Extracted information:
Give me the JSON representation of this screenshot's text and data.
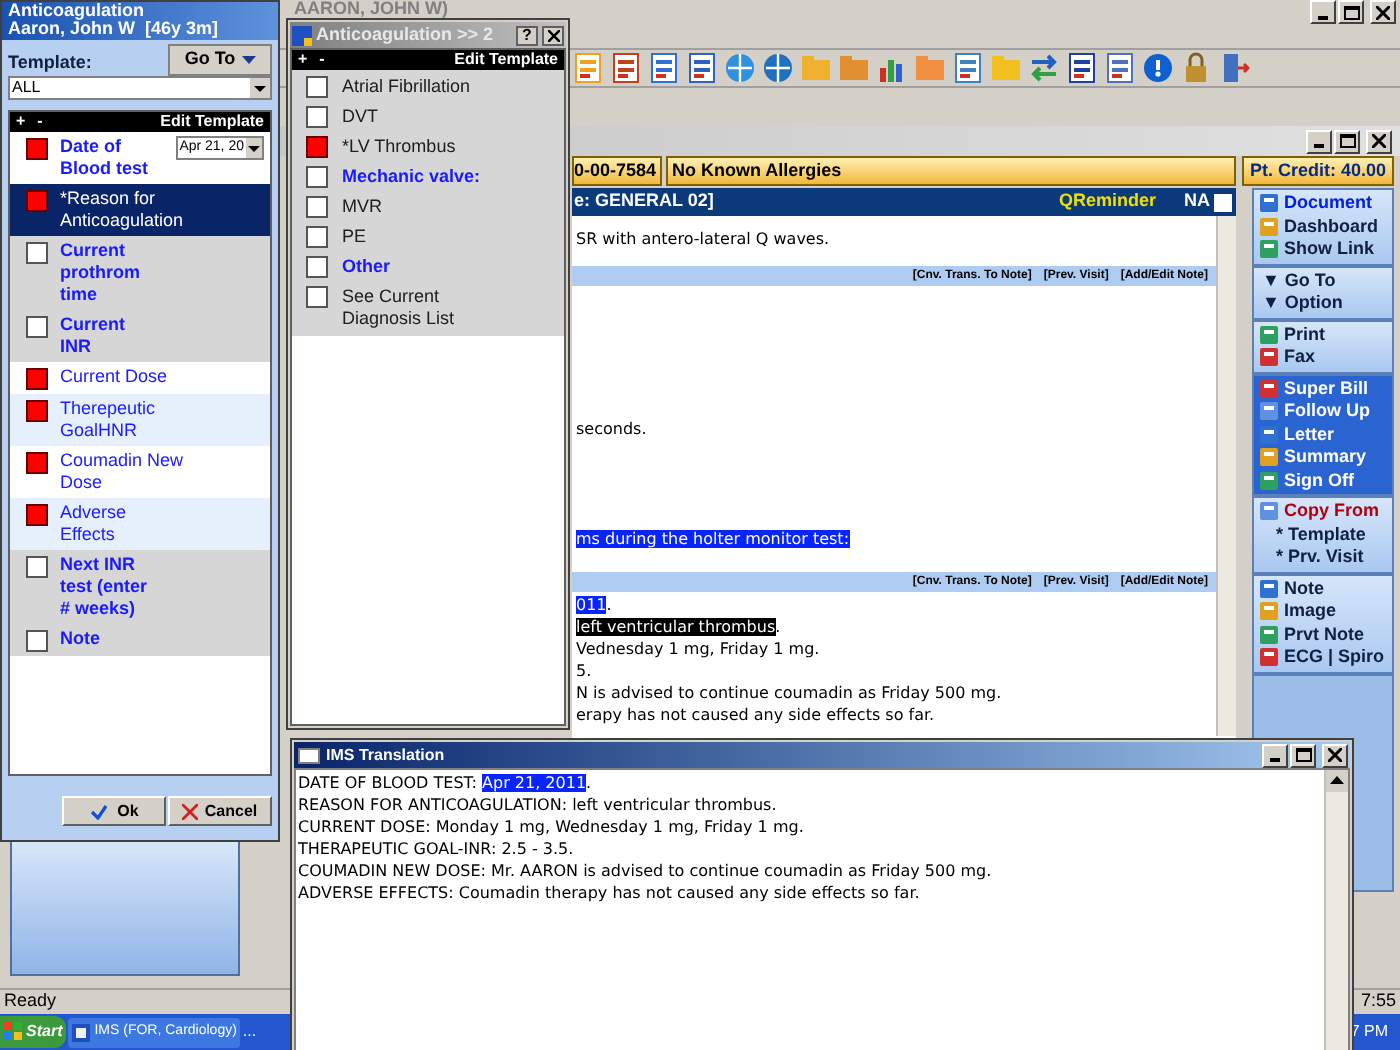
{
  "app": {
    "title": "AARON, JOHN W)"
  },
  "record": {
    "id": "0-00-7584",
    "allergies": "No Known Allergies",
    "credit": "Pt. Credit: 40.00"
  },
  "note_header": {
    "title": "e: GENERAL 02]",
    "reminder": "QReminder",
    "na_label": "NA",
    "na_checked": false
  },
  "note_lines": [
    {
      "kind": "line",
      "segments": [
        {
          "text": "SR with antero-lateral Q waves.",
          "selected": false,
          "inverse": false
        }
      ]
    },
    {
      "kind": "links",
      "links": [
        "[Cnv. Trans. To Note]",
        "[Prev. Visit]",
        "[Add/Edit Note]"
      ]
    },
    {
      "kind": "line",
      "segments": [
        {
          "text": "seconds.",
          "selected": false,
          "inverse": false
        }
      ]
    },
    {
      "kind": "line",
      "segments": [
        {
          "text": "ms during the holter monitor test:",
          "selected": true,
          "inverse": false
        }
      ]
    },
    {
      "kind": "links",
      "links": [
        "[Cnv. Trans. To Note]",
        "[Prev. Visit]",
        "[Add/Edit Note]"
      ]
    },
    {
      "kind": "line",
      "segments": [
        {
          "text": "011",
          "selected": true,
          "inverse": false
        },
        {
          "text": ".",
          "selected": false,
          "inverse": false
        }
      ]
    },
    {
      "kind": "line",
      "segments": [
        {
          "text": "left ventricular thrombus",
          "selected": false,
          "inverse": true
        },
        {
          "text": ".",
          "selected": false,
          "inverse": false
        }
      ]
    },
    {
      "kind": "line",
      "segments": [
        {
          "text": "Vednesday 1 mg, Friday 1 mg.",
          "selected": false,
          "inverse": false
        }
      ]
    },
    {
      "kind": "line",
      "segments": [
        {
          "text": "5.",
          "selected": false,
          "inverse": false
        }
      ]
    },
    {
      "kind": "line",
      "segments": [
        {
          "text": "N is advised to continue coumadin as Friday 500 mg.",
          "selected": false,
          "inverse": false
        }
      ]
    },
    {
      "kind": "line",
      "segments": [
        {
          "text": "erapy has not caused any side effects so far.",
          "selected": false,
          "inverse": false
        }
      ]
    }
  ],
  "sidebar": {
    "groups": [
      {
        "kind": "light",
        "items": [
          {
            "label": "Document",
            "kind": "icon",
            "color": "#0020e0"
          },
          {
            "label": "Dashboard",
            "kind": "icon",
            "color": "#102040"
          },
          {
            "label": "Show Link",
            "kind": "icon",
            "color": "#102040"
          }
        ]
      },
      {
        "kind": "light",
        "items": [
          {
            "label": "▼ Go To",
            "kind": "menu",
            "color": "#102040"
          },
          {
            "label": "▼ Option",
            "kind": "menu",
            "color": "#102040"
          }
        ]
      },
      {
        "kind": "light",
        "items": [
          {
            "label": "Print",
            "kind": "icon",
            "color": "#102040"
          },
          {
            "label": "Fax",
            "kind": "icon",
            "color": "#102040"
          }
        ]
      },
      {
        "kind": "dark",
        "items": [
          {
            "label": "Super Bill",
            "kind": "icon",
            "color": "#ffffff"
          },
          {
            "label": "Follow Up",
            "kind": "icon",
            "color": "#ffffff"
          },
          {
            "label": "Letter",
            "kind": "icon",
            "color": "#ffffff"
          },
          {
            "label": "Summary",
            "kind": "icon",
            "color": "#ffffff"
          },
          {
            "label": "Sign Off",
            "kind": "icon",
            "color": "#ffffff"
          }
        ]
      },
      {
        "kind": "light",
        "items": [
          {
            "label": "Copy From",
            "kind": "icon",
            "color": "#b00010"
          },
          {
            "label": "* Template",
            "kind": "bullet",
            "color": "#102040"
          },
          {
            "label": "* Prv. Visit",
            "kind": "bullet",
            "color": "#102040"
          }
        ]
      },
      {
        "kind": "light",
        "items": [
          {
            "label": "Note",
            "kind": "icon",
            "color": "#102040"
          },
          {
            "label": "Image",
            "kind": "icon",
            "color": "#102040"
          },
          {
            "label": "Prvt Note",
            "kind": "icon",
            "color": "#102040"
          },
          {
            "label": "ECG | Spiro",
            "kind": "icon",
            "color": "#102040"
          }
        ]
      }
    ]
  },
  "status_bar": {
    "text": "Ready",
    "clock": "7:55"
  },
  "taskbar": {
    "start": "Start",
    "task": "IMS (FOR, Cardiology)",
    "more": "...",
    "clock": "7 PM"
  },
  "template_panel": {
    "title": "Anticoagulation",
    "patient": "Aaron, John W  [46y 3m]",
    "template_label": "Template:",
    "goto": "Go To",
    "template_value": "ALL",
    "plus": "+",
    "minus": "-",
    "header": "Edit Template",
    "ok": "Ok",
    "cancel": "Cancel",
    "items": [
      {
        "label": "Date of Blood test",
        "kind": "date",
        "checked": true,
        "selected": false,
        "value": "Apr 21, 20"
      },
      {
        "label": "*Reason for Anticoagulation",
        "kind": "option",
        "checked": true,
        "selected": true
      },
      {
        "label": "Current prothrom time",
        "kind": "section",
        "checked": false,
        "selected": false
      },
      {
        "label": "Current INR",
        "kind": "section",
        "checked": false,
        "selected": false
      },
      {
        "label": "Current Dose",
        "kind": "option",
        "checked": true,
        "selected": false
      },
      {
        "label": "Therepeutic GoalHNR",
        "kind": "option",
        "checked": true,
        "selected": false
      },
      {
        "label": "Coumadin  New Dose",
        "kind": "option",
        "checked": true,
        "selected": false
      },
      {
        "label": "Adverse Effects",
        "kind": "option",
        "checked": true,
        "selected": false
      },
      {
        "label": "Next INR test (enter # weeks)",
        "kind": "section",
        "checked": false,
        "selected": false
      },
      {
        "label": "Note",
        "kind": "section",
        "checked": false,
        "selected": false
      }
    ]
  },
  "subtemplate": {
    "title": "Anticoagulation >> 2",
    "help": "?",
    "plus": "+",
    "minus": "-",
    "header": "Edit Template",
    "items": [
      {
        "label": "Atrial Fibrillation",
        "kind": "option",
        "checked": false
      },
      {
        "label": "DVT",
        "kind": "option",
        "checked": false
      },
      {
        "label": "*LV Thrombus",
        "kind": "option",
        "checked": true
      },
      {
        "label": "Mechanic valve:",
        "kind": "section",
        "checked": false
      },
      {
        "label": "MVR",
        "kind": "option",
        "checked": false
      },
      {
        "label": "PE",
        "kind": "option",
        "checked": false
      },
      {
        "label": "Other",
        "kind": "section",
        "checked": false
      },
      {
        "label": "See Current Diagnosis List",
        "kind": "option",
        "checked": false
      }
    ]
  },
  "translation": {
    "title": "IMS Translation",
    "lines": [
      [
        {
          "text": "DATE OF BLOOD TEST: ",
          "selected": false,
          "inverse": false
        },
        {
          "text": "Apr 21, 2011",
          "selected": true,
          "inverse": false
        },
        {
          "text": ".",
          "selected": false,
          "inverse": false
        }
      ],
      [
        {
          "text": "REASON FOR ANTICOAGULATION: left ventricular thrombus.",
          "selected": false,
          "inverse": false
        }
      ],
      [
        {
          "text": "CURRENT DOSE: Monday 1 mg, Wednesday 1 mg, Friday 1 mg.",
          "selected": false,
          "inverse": false
        }
      ],
      [
        {
          "text": "THERAPEUTIC GOAL-INR: 2.5 - 3.5.",
          "selected": false,
          "inverse": false
        }
      ],
      [
        {
          "text": "COUMADIN NEW DOSE: Mr. AARON is advised to continue coumadin as Friday 500 mg.",
          "selected": false,
          "inverse": false
        }
      ],
      [
        {
          "text": "ADVERSE EFFECTS: Coumadin therapy has not caused any side effects so far.",
          "selected": false,
          "inverse": false
        }
      ]
    ]
  }
}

Written request:
From the listing above, print every entry precisely and drop the pictures.

Response to this task:
Give me the JSON representation of this screenshot's text and data.
{
  "app": {
    "title": "AARON, JOHN W)"
  },
  "record": {
    "id": "0-00-7584",
    "allergies": "No Known Allergies",
    "credit": "Pt. Credit: 40.00"
  },
  "note_header": {
    "title": "e: GENERAL 02]",
    "reminder": "QReminder",
    "na_label": "NA",
    "na_checked": false
  },
  "note_lines": [
    {
      "kind": "line",
      "segments": [
        {
          "text": "SR with antero-lateral Q waves.",
          "selected": false,
          "inverse": false
        }
      ]
    },
    {
      "kind": "links",
      "links": [
        "[Cnv. Trans. To Note]",
        "[Prev. Visit]",
        "[Add/Edit Note]"
      ]
    },
    {
      "kind": "line",
      "segments": [
        {
          "text": "seconds.",
          "selected": false,
          "inverse": false
        }
      ]
    },
    {
      "kind": "line",
      "segments": [
        {
          "text": "ms during the holter monitor test:",
          "selected": true,
          "inverse": false
        }
      ]
    },
    {
      "kind": "links",
      "links": [
        "[Cnv. Trans. To Note]",
        "[Prev. Visit]",
        "[Add/Edit Note]"
      ]
    },
    {
      "kind": "line",
      "segments": [
        {
          "text": "011",
          "selected": true,
          "inverse": false
        },
        {
          "text": ".",
          "selected": false,
          "inverse": false
        }
      ]
    },
    {
      "kind": "line",
      "segments": [
        {
          "text": "left ventricular thrombus",
          "selected": false,
          "inverse": true
        },
        {
          "text": ".",
          "selected": false,
          "inverse": false
        }
      ]
    },
    {
      "kind": "line",
      "segments": [
        {
          "text": "Vednesday 1 mg, Friday 1 mg.",
          "selected": false,
          "inverse": false
        }
      ]
    },
    {
      "kind": "line",
      "segments": [
        {
          "text": "5.",
          "selected": false,
          "inverse": false
        }
      ]
    },
    {
      "kind": "line",
      "segments": [
        {
          "text": "N is advised to continue coumadin as Friday 500 mg.",
          "selected": false,
          "inverse": false
        }
      ]
    },
    {
      "kind": "line",
      "segments": [
        {
          "text": "erapy has not caused any side effects so far.",
          "selected": false,
          "inverse": false
        }
      ]
    }
  ],
  "sidebar": {
    "groups": [
      {
        "kind": "light",
        "items": [
          {
            "label": "Document",
            "kind": "icon",
            "color": "#0020e0"
          },
          {
            "label": "Dashboard",
            "kind": "icon",
            "color": "#102040"
          },
          {
            "label": "Show Link",
            "kind": "icon",
            "color": "#102040"
          }
        ]
      },
      {
        "kind": "light",
        "items": [
          {
            "label": "▼ Go To",
            "kind": "menu",
            "color": "#102040"
          },
          {
            "label": "▼ Option",
            "kind": "menu",
            "color": "#102040"
          }
        ]
      },
      {
        "kind": "light",
        "items": [
          {
            "label": "Print",
            "kind": "icon",
            "color": "#102040"
          },
          {
            "label": "Fax",
            "kind": "icon",
            "color": "#102040"
          }
        ]
      },
      {
        "kind": "dark",
        "items": [
          {
            "label": "Super Bill",
            "kind": "icon",
            "color": "#ffffff"
          },
          {
            "label": "Follow Up",
            "kind": "icon",
            "color": "#ffffff"
          },
          {
            "label": "Letter",
            "kind": "icon",
            "color": "#ffffff"
          },
          {
            "label": "Summary",
            "kind": "icon",
            "color": "#ffffff"
          },
          {
            "label": "Sign Off",
            "kind": "icon",
            "color": "#ffffff"
          }
        ]
      },
      {
        "kind": "light",
        "items": [
          {
            "label": "Copy From",
            "kind": "icon",
            "color": "#b00010"
          },
          {
            "label": "* Template",
            "kind": "bullet",
            "color": "#102040"
          },
          {
            "label": "* Prv. Visit",
            "kind": "bullet",
            "color": "#102040"
          }
        ]
      },
      {
        "kind": "light",
        "items": [
          {
            "label": "Note",
            "kind": "icon",
            "color": "#102040"
          },
          {
            "label": "Image",
            "kind": "icon",
            "color": "#102040"
          },
          {
            "label": "Prvt Note",
            "kind": "icon",
            "color": "#102040"
          },
          {
            "label": "ECG | Spiro",
            "kind": "icon",
            "color": "#102040"
          }
        ]
      }
    ]
  },
  "status_bar": {
    "text": "Ready",
    "clock": "7:55"
  },
  "taskbar": {
    "start": "Start",
    "task": "IMS (FOR, Cardiology)",
    "more": "...",
    "clock": "7 PM"
  },
  "template_panel": {
    "title": "Anticoagulation",
    "patient": "Aaron, John W  [46y 3m]",
    "template_label": "Template:",
    "goto": "Go To",
    "template_value": "ALL",
    "plus": "+",
    "minus": "-",
    "header": "Edit Template",
    "ok": "Ok",
    "cancel": "Cancel",
    "items": [
      {
        "label": "Date of Blood test",
        "kind": "date",
        "checked": true,
        "selected": false,
        "value": "Apr 21, 20"
      },
      {
        "label": "*Reason for Anticoagulation",
        "kind": "option",
        "checked": true,
        "selected": true
      },
      {
        "label": "Current prothrom time",
        "kind": "section",
        "checked": false,
        "selected": false
      },
      {
        "label": "Current INR",
        "kind": "section",
        "checked": false,
        "selected": false
      },
      {
        "label": "Current Dose",
        "kind": "option",
        "checked": true,
        "selected": false
      },
      {
        "label": "Therepeutic GoalHNR",
        "kind": "option",
        "checked": true,
        "selected": false
      },
      {
        "label": "Coumadin  New Dose",
        "kind": "option",
        "checked": true,
        "selected": false
      },
      {
        "label": "Adverse Effects",
        "kind": "option",
        "checked": true,
        "selected": false
      },
      {
        "label": "Next INR test (enter # weeks)",
        "kind": "section",
        "checked": false,
        "selected": false
      },
      {
        "label": "Note",
        "kind": "section",
        "checked": false,
        "selected": false
      }
    ]
  },
  "subtemplate": {
    "title": "Anticoagulation >> 2",
    "help": "?",
    "plus": "+",
    "minus": "-",
    "header": "Edit Template",
    "items": [
      {
        "label": "Atrial Fibrillation",
        "kind": "option",
        "checked": false
      },
      {
        "label": "DVT",
        "kind": "option",
        "checked": false
      },
      {
        "label": "*LV Thrombus",
        "kind": "option",
        "checked": true
      },
      {
        "label": "Mechanic valve:",
        "kind": "section",
        "checked": false
      },
      {
        "label": "MVR",
        "kind": "option",
        "checked": false
      },
      {
        "label": "PE",
        "kind": "option",
        "checked": false
      },
      {
        "label": "Other",
        "kind": "section",
        "checked": false
      },
      {
        "label": "See Current Diagnosis List",
        "kind": "option",
        "checked": false
      }
    ]
  },
  "translation": {
    "title": "IMS Translation",
    "lines": [
      [
        {
          "text": "DATE OF BLOOD TEST: ",
          "selected": false,
          "inverse": false
        },
        {
          "text": "Apr 21, 2011",
          "selected": true,
          "inverse": false
        },
        {
          "text": ".",
          "selected": false,
          "inverse": false
        }
      ],
      [
        {
          "text": "REASON FOR ANTICOAGULATION: left ventricular thrombus.",
          "selected": false,
          "inverse": false
        }
      ],
      [
        {
          "text": "CURRENT DOSE: Monday 1 mg, Wednesday 1 mg, Friday 1 mg.",
          "selected": false,
          "inverse": false
        }
      ],
      [
        {
          "text": "THERAPEUTIC GOAL-INR: 2.5 - 3.5.",
          "selected": false,
          "inverse": false
        }
      ],
      [
        {
          "text": "COUMADIN NEW DOSE: Mr. AARON is advised to continue coumadin as Friday 500 mg.",
          "selected": false,
          "inverse": false
        }
      ],
      [
        {
          "text": "ADVERSE EFFECTS: Coumadin therapy has not caused any side effects so far.",
          "selected": false,
          "inverse": false
        }
      ]
    ]
  }
}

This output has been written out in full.